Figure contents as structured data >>

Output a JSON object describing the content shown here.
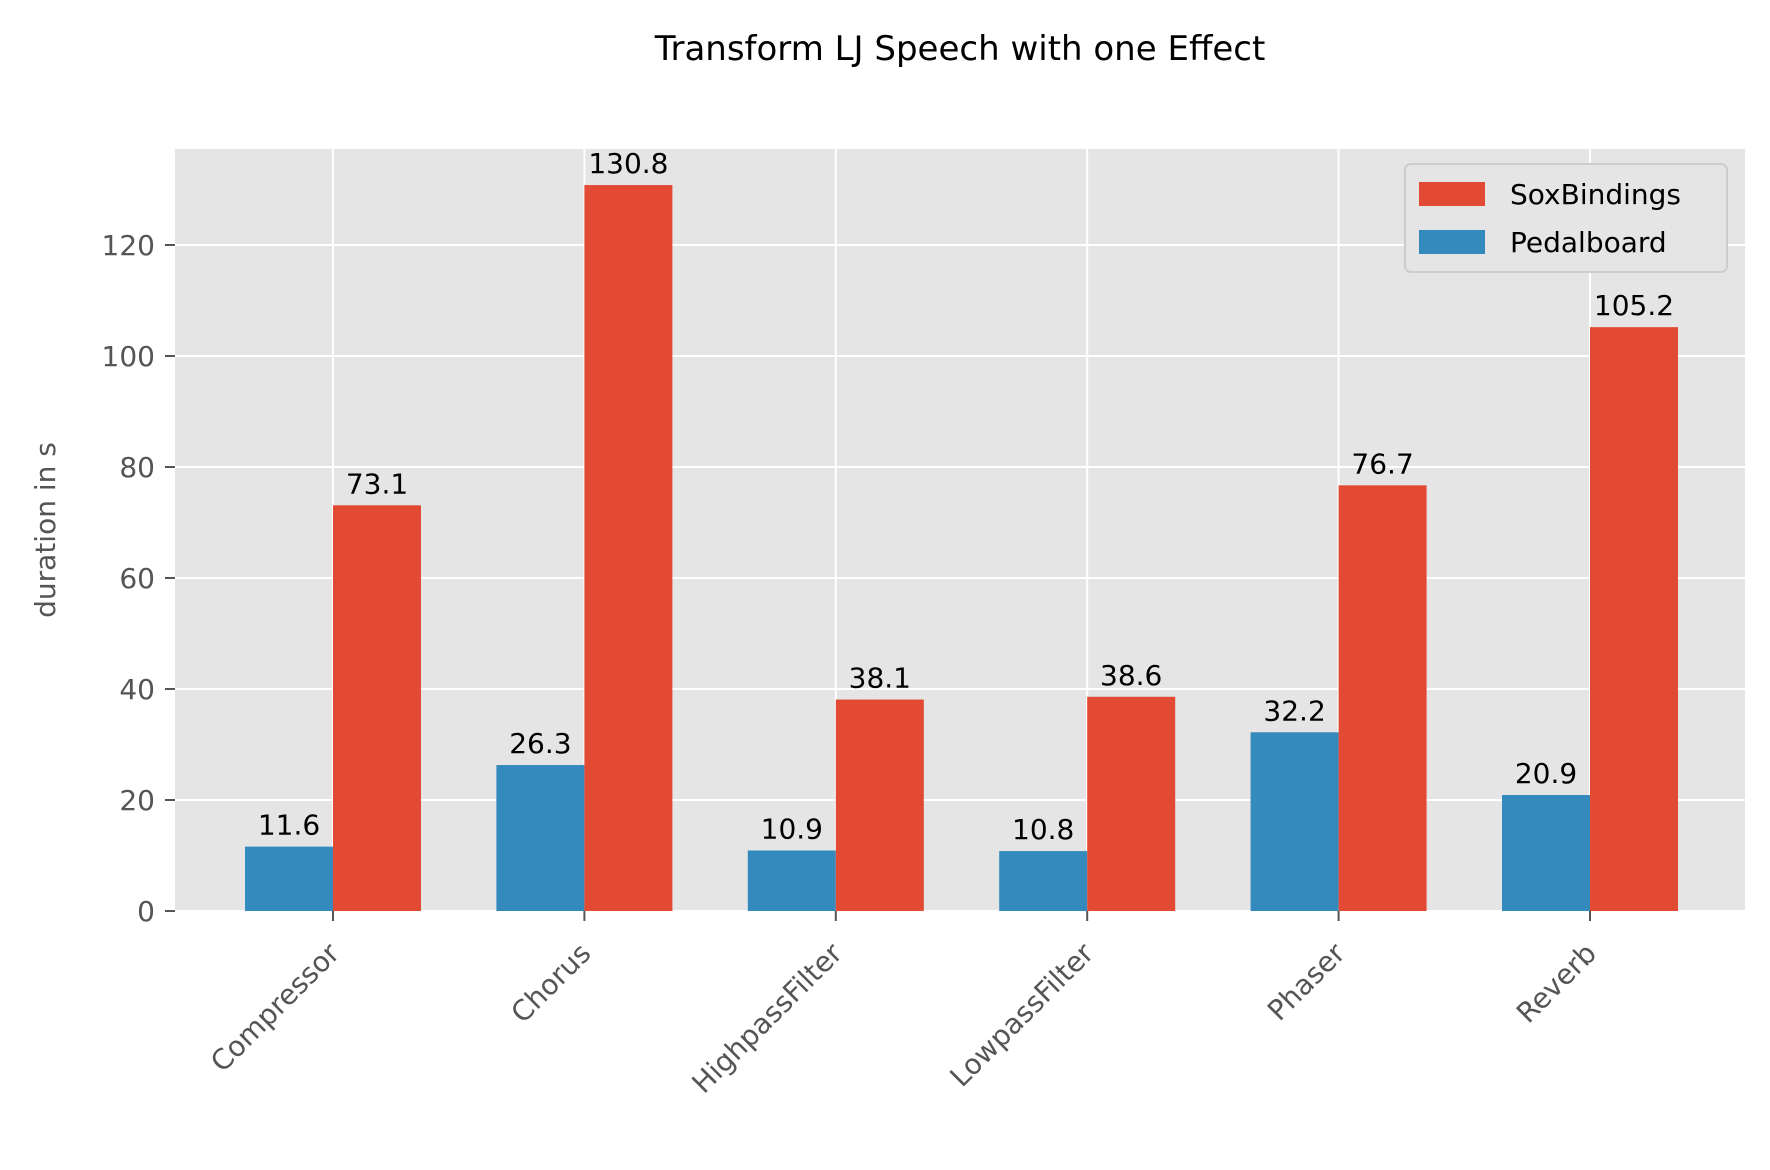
{
  "chart_data": {
    "type": "bar",
    "title": "Transform LJ Speech with one Effect",
    "xlabel": "",
    "ylabel": "duration in s",
    "categories": [
      "Compressor",
      "Chorus",
      "HighpassFilter",
      "LowpassFilter",
      "Phaser",
      "Reverb"
    ],
    "series": [
      {
        "name": "Pedalboard",
        "color": "#348ABD",
        "values": [
          11.6,
          26.3,
          10.9,
          10.8,
          32.2,
          20.9
        ],
        "labels": [
          "11.6",
          "26.3",
          "10.9",
          "10.8",
          "32.2",
          "20.9"
        ]
      },
      {
        "name": "SoxBindings",
        "color": "#E24A33",
        "values": [
          73.1,
          130.8,
          38.1,
          38.6,
          76.7,
          105.2
        ],
        "labels": [
          "73.1",
          "130.8",
          "38.1",
          "38.6",
          "76.7",
          "105.2"
        ]
      }
    ],
    "legend_order": [
      "SoxBindings",
      "Pedalboard"
    ],
    "legend_position": "top-right",
    "ylim": [
      0,
      137.3
    ],
    "yticks": [
      0,
      20,
      40,
      60,
      80,
      100,
      120
    ],
    "ytick_labels": [
      "0",
      "20",
      "40",
      "60",
      "80",
      "100",
      "120"
    ],
    "grid": true,
    "x_tick_rotation": "45deg",
    "background_color": "#E5E5E5",
    "grid_color": "#FFFFFF"
  }
}
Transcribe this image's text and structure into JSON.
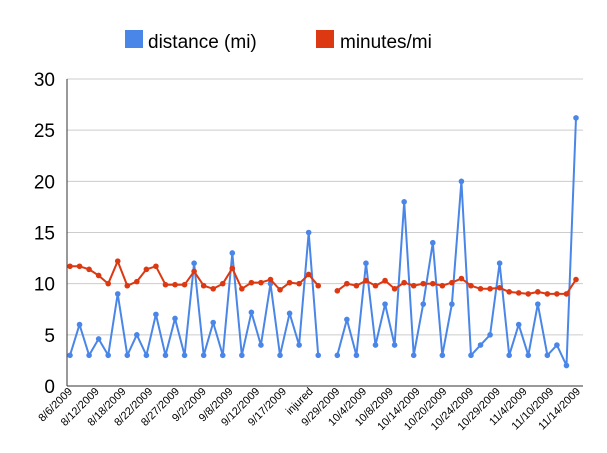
{
  "chart_data": {
    "type": "line",
    "legend_position": "top",
    "grid": "horizontal",
    "ylim": [
      0,
      30
    ],
    "yticks": [
      "0",
      "5",
      "10",
      "15",
      "20",
      "25",
      "30"
    ],
    "xtick_labels": [
      "8/6/2009",
      "8/12/2009",
      "8/18/2009",
      "8/22/2009",
      "8/27/2009",
      "9/2/2009",
      "9/8/2009",
      "9/12/2009",
      "9/17/2009",
      "injured",
      "9/29/2009",
      "10/4/2009",
      "10/8/2009",
      "10/14/2009",
      "10/20/2009",
      "10/24/2009",
      "10/29/2009",
      "11/4/2009",
      "11/10/2009",
      "11/14/2009"
    ],
    "series": [
      {
        "name": "distance (mi)",
        "color": "#4a86e8",
        "values": [
          3,
          6,
          3,
          4.6,
          3,
          9,
          3,
          5,
          3,
          7,
          3,
          6.6,
          3,
          12,
          3,
          6.2,
          3,
          13,
          3,
          7.2,
          4,
          10,
          3,
          7.1,
          4,
          15,
          3,
          null,
          3,
          6.5,
          3,
          12,
          4,
          8,
          4,
          18,
          3,
          8,
          14,
          3,
          8,
          20,
          3,
          4,
          5,
          12,
          3,
          6,
          3,
          8,
          3,
          4,
          2,
          26.2
        ]
      },
      {
        "name": "minutes/mi",
        "color": "#dc3912",
        "values": [
          11.7,
          11.7,
          11.4,
          10.8,
          10,
          12.2,
          9.8,
          10.2,
          11.4,
          11.7,
          9.9,
          9.9,
          9.9,
          11.2,
          9.8,
          9.5,
          10,
          11.5,
          9.5,
          10.1,
          10.1,
          10.4,
          9.4,
          10.1,
          10,
          10.9,
          9.8,
          null,
          9.3,
          10,
          9.8,
          10.3,
          9.8,
          10.3,
          9.5,
          10.1,
          9.8,
          10,
          10,
          9.8,
          10.1,
          10.5,
          9.8,
          9.5,
          9.5,
          9.6,
          9.2,
          9.1,
          9,
          9.2,
          9,
          9,
          9,
          10.4
        ]
      }
    ]
  }
}
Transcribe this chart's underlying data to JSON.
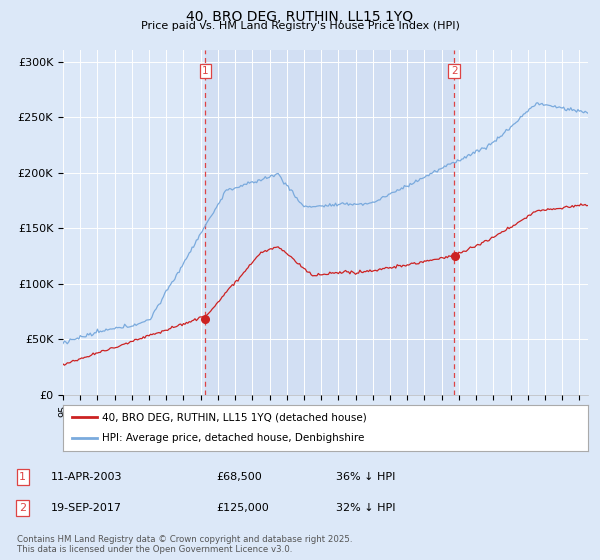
{
  "title": "40, BRO DEG, RUTHIN, LL15 1YQ",
  "subtitle": "Price paid vs. HM Land Registry's House Price Index (HPI)",
  "ylim": [
    0,
    310000
  ],
  "yticks": [
    0,
    50000,
    100000,
    150000,
    200000,
    250000,
    300000
  ],
  "ytick_labels": [
    "£0",
    "£50K",
    "£100K",
    "£150K",
    "£200K",
    "£250K",
    "£300K"
  ],
  "background_color": "#dce8f8",
  "plot_bg_color": "#dce8f8",
  "shaded_bg_color": "#ccdaf0",
  "grid_color": "#ffffff",
  "hpi_color": "#7aaadd",
  "price_color": "#cc2222",
  "vline_color": "#dd4444",
  "marker1_year": 2003.27,
  "marker2_year": 2017.72,
  "marker1_price": 68500,
  "marker2_price": 125000,
  "legend_entry1": "40, BRO DEG, RUTHIN, LL15 1YQ (detached house)",
  "legend_entry2": "HPI: Average price, detached house, Denbighshire",
  "table_row1": [
    "1",
    "11-APR-2003",
    "£68,500",
    "36% ↓ HPI"
  ],
  "table_row2": [
    "2",
    "19-SEP-2017",
    "£125,000",
    "32% ↓ HPI"
  ],
  "copyright_text": "Contains HM Land Registry data © Crown copyright and database right 2025.\nThis data is licensed under the Open Government Licence v3.0.",
  "start_year": 1995,
  "end_year": 2025
}
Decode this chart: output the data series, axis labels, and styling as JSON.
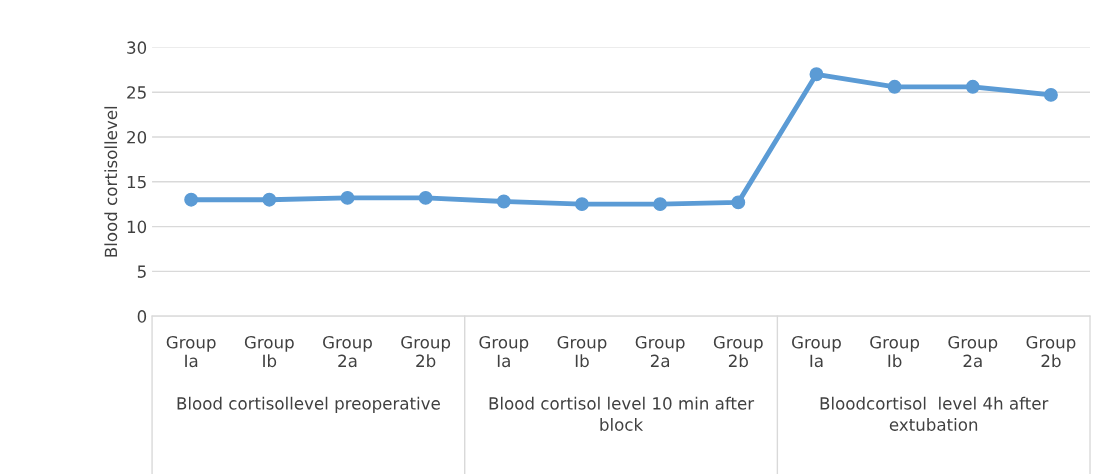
{
  "chart_data": {
    "type": "line",
    "ylabel": "Blood cortisollevel",
    "categories": [
      "Group Ia",
      "Group Ib",
      "Group 2a",
      "Group 2b",
      "Group Ia",
      "Group Ib",
      "Group 2a",
      "Group 2b",
      "Group Ia",
      "Group Ib",
      "Group 2a",
      "Group 2b"
    ],
    "series": [
      {
        "color": "#5b9bd5",
        "values": [
          13.0,
          13.0,
          13.2,
          13.2,
          12.8,
          12.5,
          12.5,
          12.7,
          27.0,
          25.6,
          25.6,
          24.7
        ]
      }
    ],
    "annotations": [
      "Blood cortisollevel preoperative",
      "Blood cortisol level 10 min after block",
      "Bloodcortisol  level 4h after extubation"
    ],
    "ylim": [
      0,
      30
    ],
    "yticks": [
      0,
      5,
      10,
      15,
      20,
      25,
      30
    ],
    "grid": "y",
    "marker": "circle",
    "line_style": "solid"
  }
}
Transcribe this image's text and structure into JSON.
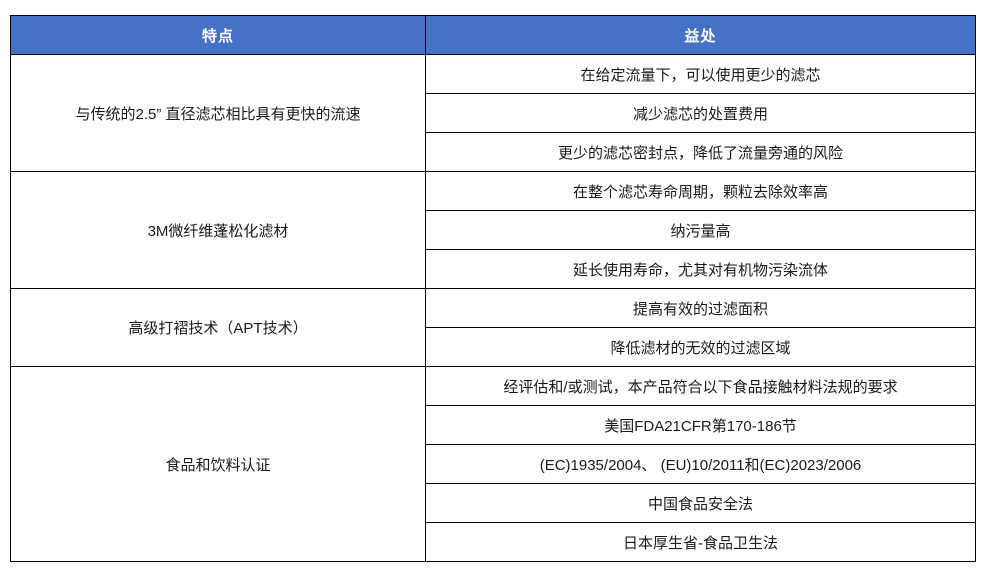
{
  "table": {
    "headers": {
      "features": "特点",
      "benefits": "益处"
    },
    "groups": [
      {
        "feature": "与传统的2.5” 直径滤芯相比具有更快的流速",
        "benefits": [
          "在给定流量下，可以使用更少的滤芯",
          "减少滤芯的处置费用",
          "更少的滤芯密封点，降低了流量旁通的风险"
        ]
      },
      {
        "feature": "3M微纤维蓬松化滤材",
        "benefits": [
          "在整个滤芯寿命周期，颗粒去除效率高",
          "纳污量高",
          "延长使用寿命，尤其对有机物污染流体"
        ]
      },
      {
        "feature": "高级打褶技术（APT技术）",
        "benefits": [
          "提高有效的过滤面积",
          "降低滤材的无效的过滤区域"
        ]
      },
      {
        "feature": "食品和饮料认证",
        "benefits": [
          "经评估和/或测试，本产品符合以下食品接触材料法规的要求",
          "美国FDA21CFR第170-186节",
          "(EC)1935/2004、 (EU)10/2011和(EC)2023/2006",
          "中国食品安全法",
          "日本厚生省-食品卫生法"
        ]
      }
    ],
    "colors": {
      "header_bg": "#4472C4",
      "header_text": "#FFFFFF",
      "border": "#000000",
      "body_text": "#1A1A1A"
    }
  }
}
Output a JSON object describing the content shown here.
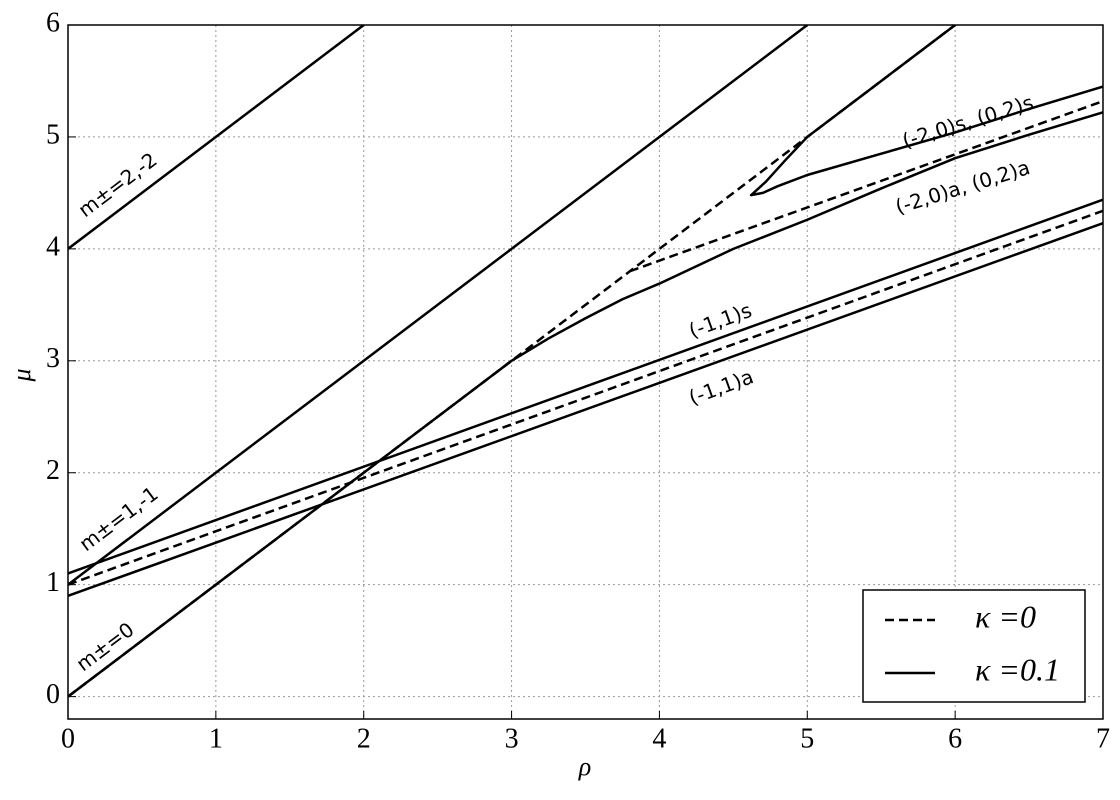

The request >> In the records above, locate every line with the string "name" and copy it.

Written reply >>
        "name": "Pedalboard",
        "name": "SoxBindings",
        "name": "distance (mi)",
        "name": "minutes/mi",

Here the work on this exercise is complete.